(Stored entries)
* start *
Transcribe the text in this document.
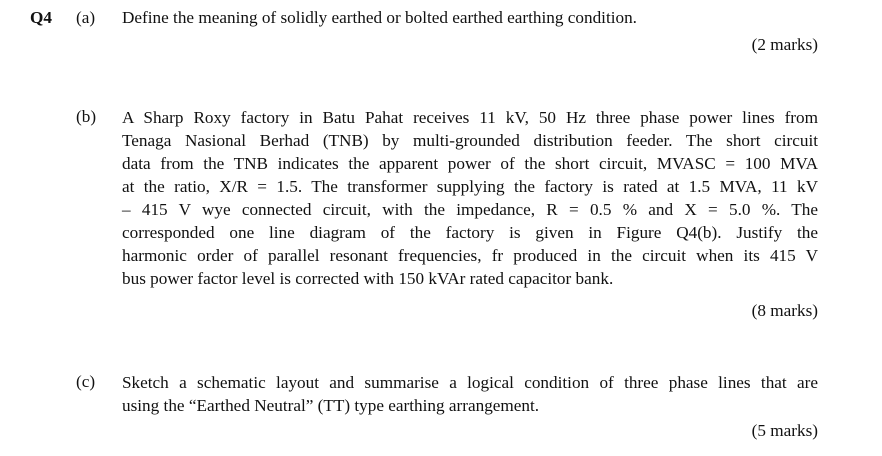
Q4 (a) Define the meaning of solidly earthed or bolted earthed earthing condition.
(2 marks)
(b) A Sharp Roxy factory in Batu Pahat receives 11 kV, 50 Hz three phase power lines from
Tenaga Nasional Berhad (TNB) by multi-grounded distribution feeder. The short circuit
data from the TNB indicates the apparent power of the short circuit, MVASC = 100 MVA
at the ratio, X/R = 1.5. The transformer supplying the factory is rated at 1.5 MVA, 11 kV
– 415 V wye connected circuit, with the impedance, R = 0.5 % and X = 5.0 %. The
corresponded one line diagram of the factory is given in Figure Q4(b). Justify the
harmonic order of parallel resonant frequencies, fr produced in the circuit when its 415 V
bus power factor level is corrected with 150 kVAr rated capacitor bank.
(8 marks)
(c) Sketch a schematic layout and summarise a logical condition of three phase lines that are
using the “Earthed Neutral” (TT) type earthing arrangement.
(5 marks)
* end *
§ REQUIRED TASK
Extract the full listing above verbatim; pictures are to be left out of the copy.

§ TASK RESPONSE
Transcribe the text in this document.
Q4 (a) Define the meaning of solidly earthed or bolted earthed earthing condition.
(2 marks)
(b) A Sharp Roxy factory in Batu Pahat receives 11 kV, 50 Hz three phase power lines from
Tenaga Nasional Berhad (TNB) by multi-grounded distribution feeder. The short circuit
data from the TNB indicates the apparent power of the short circuit, MVASC = 100 MVA
at the ratio, X/R = 1.5. The transformer supplying the factory is rated at 1.5 MVA, 11 kV
– 415 V wye connected circuit, with the impedance, R = 0.5 % and X = 5.0 %. The
corresponded one line diagram of the factory is given in Figure Q4(b). Justify the
harmonic order of parallel resonant frequencies, fr produced in the circuit when its 415 V
bus power factor level is corrected with 150 kVAr rated capacitor bank.
(8 marks)
(c) Sketch a schematic layout and summarise a logical condition of three phase lines that are
using the “Earthed Neutral” (TT) type earthing arrangement.
(5 marks)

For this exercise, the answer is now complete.